__MATERIAL__.
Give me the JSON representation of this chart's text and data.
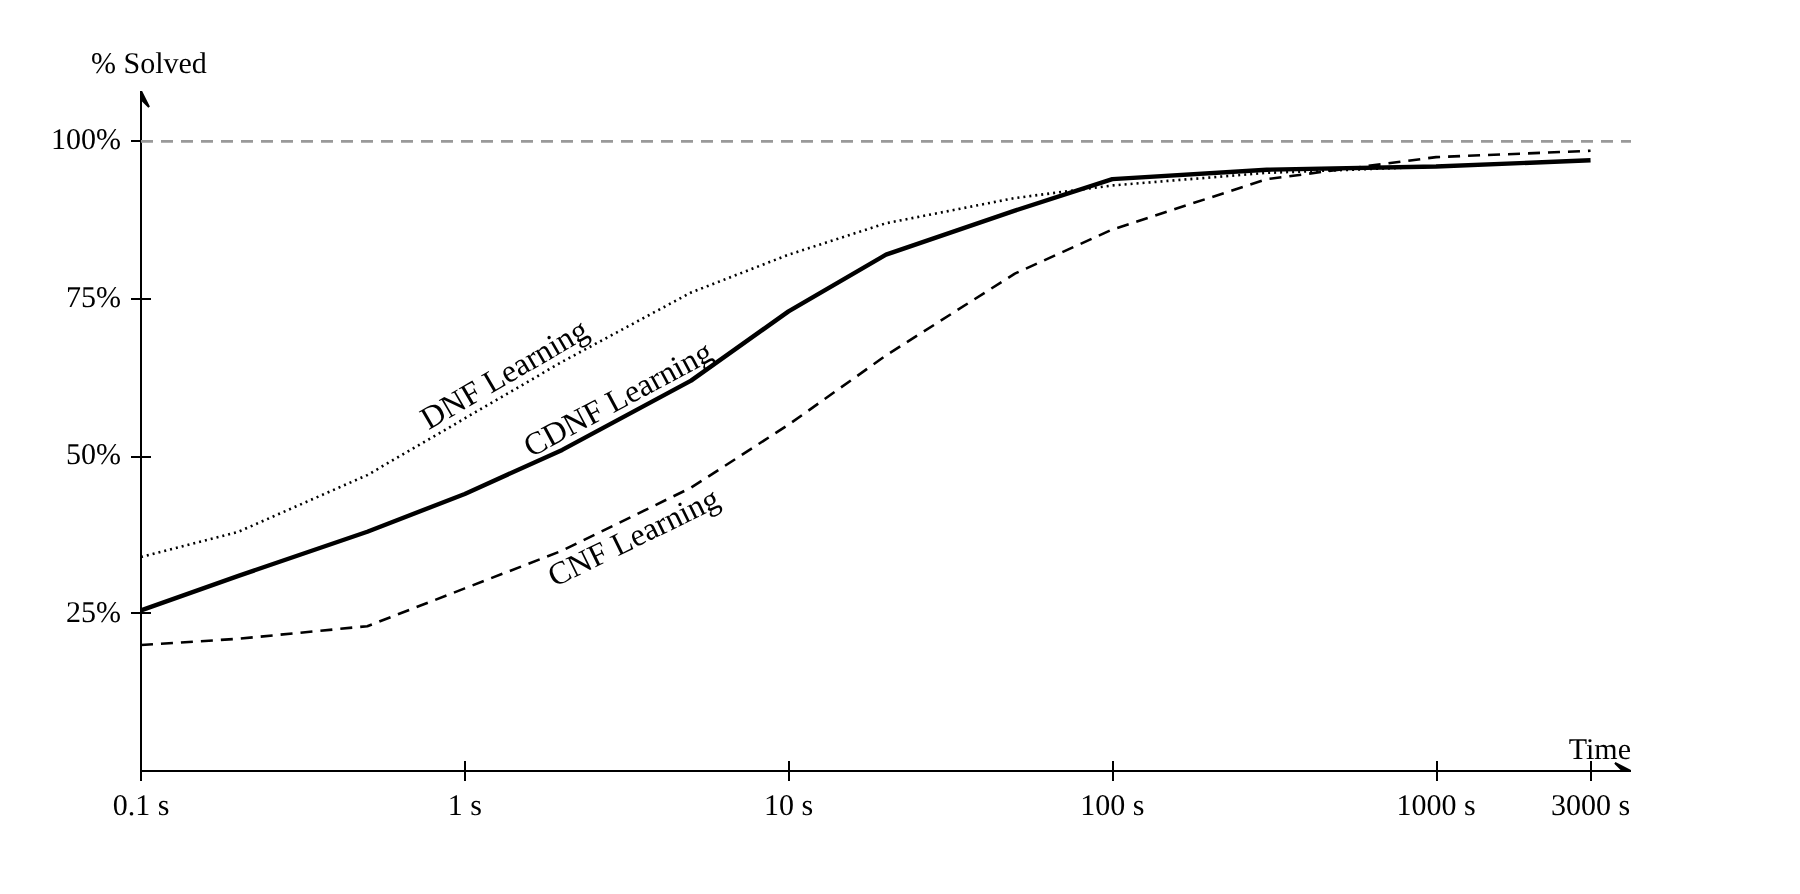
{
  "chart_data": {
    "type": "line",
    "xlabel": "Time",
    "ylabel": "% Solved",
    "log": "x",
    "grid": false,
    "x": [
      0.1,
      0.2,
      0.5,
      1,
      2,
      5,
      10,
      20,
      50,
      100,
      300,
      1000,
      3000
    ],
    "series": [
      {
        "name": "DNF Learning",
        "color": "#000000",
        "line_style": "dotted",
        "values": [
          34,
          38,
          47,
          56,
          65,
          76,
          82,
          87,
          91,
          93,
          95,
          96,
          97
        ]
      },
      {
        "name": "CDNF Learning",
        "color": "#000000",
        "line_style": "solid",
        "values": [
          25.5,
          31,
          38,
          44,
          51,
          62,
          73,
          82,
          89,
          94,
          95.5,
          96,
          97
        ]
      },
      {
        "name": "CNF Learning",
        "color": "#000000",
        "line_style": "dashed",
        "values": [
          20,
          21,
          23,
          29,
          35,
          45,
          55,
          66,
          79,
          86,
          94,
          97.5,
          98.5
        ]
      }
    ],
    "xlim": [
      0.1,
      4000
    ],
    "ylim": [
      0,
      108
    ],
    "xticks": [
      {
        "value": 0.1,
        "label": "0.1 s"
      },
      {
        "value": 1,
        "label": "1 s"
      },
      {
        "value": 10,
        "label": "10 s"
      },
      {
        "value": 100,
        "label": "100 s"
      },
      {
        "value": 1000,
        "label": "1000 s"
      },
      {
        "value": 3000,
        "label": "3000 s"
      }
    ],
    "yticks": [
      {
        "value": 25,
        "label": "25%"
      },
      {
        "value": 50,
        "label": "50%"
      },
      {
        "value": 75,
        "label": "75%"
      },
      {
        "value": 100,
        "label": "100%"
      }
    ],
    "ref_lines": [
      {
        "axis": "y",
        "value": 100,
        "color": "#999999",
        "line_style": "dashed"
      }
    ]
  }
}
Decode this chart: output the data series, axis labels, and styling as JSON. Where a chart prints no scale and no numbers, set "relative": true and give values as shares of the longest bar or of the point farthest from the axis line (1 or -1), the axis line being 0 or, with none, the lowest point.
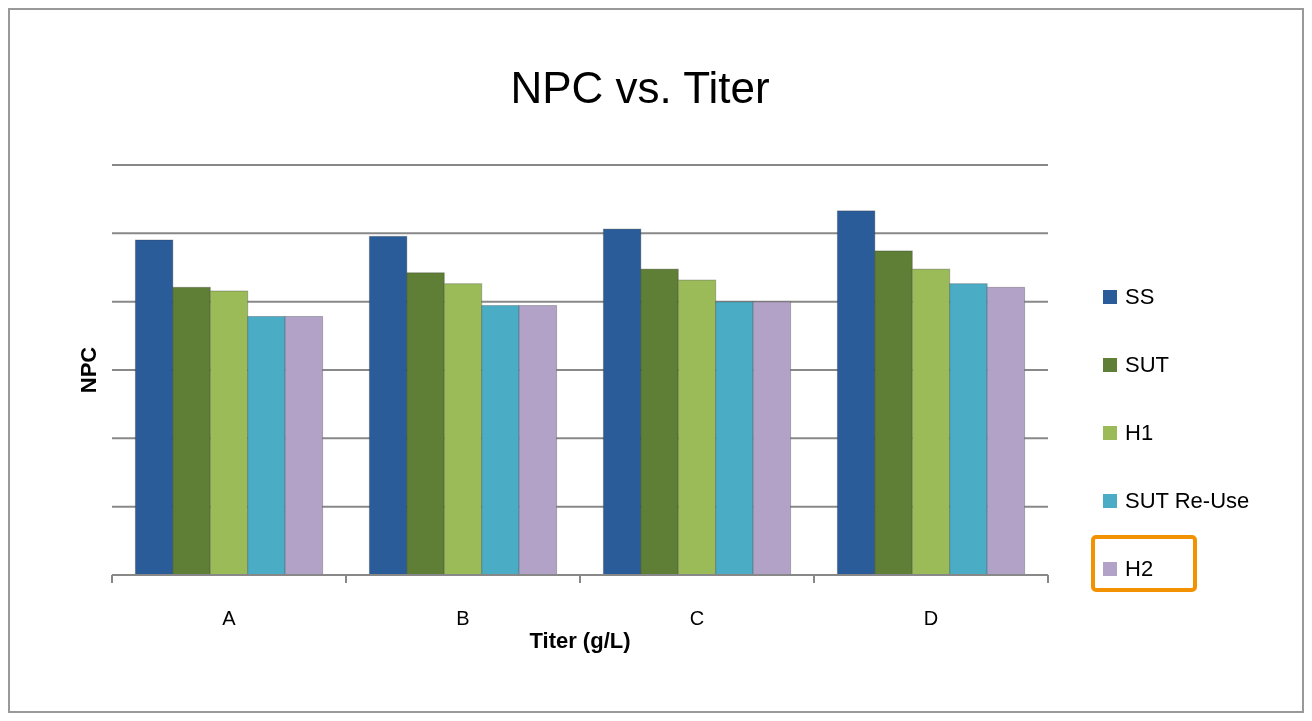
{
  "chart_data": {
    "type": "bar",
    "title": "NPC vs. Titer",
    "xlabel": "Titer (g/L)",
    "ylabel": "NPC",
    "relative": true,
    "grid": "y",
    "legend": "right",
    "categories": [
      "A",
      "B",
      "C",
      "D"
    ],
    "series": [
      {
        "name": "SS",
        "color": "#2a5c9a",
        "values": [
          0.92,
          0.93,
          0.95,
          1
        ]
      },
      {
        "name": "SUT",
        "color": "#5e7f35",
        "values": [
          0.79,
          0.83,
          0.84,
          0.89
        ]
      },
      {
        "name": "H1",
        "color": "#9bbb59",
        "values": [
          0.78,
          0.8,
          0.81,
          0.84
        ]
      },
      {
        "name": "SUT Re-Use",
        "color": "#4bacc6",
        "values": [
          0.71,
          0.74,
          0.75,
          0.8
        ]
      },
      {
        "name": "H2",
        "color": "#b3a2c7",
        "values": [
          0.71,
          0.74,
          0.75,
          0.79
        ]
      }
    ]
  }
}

__TASK INSTRUCTIONS__.
Of the lines in the records, how many contain the word "axis"? Answer with the number and nothing else.

__THE SOLUTION__.
2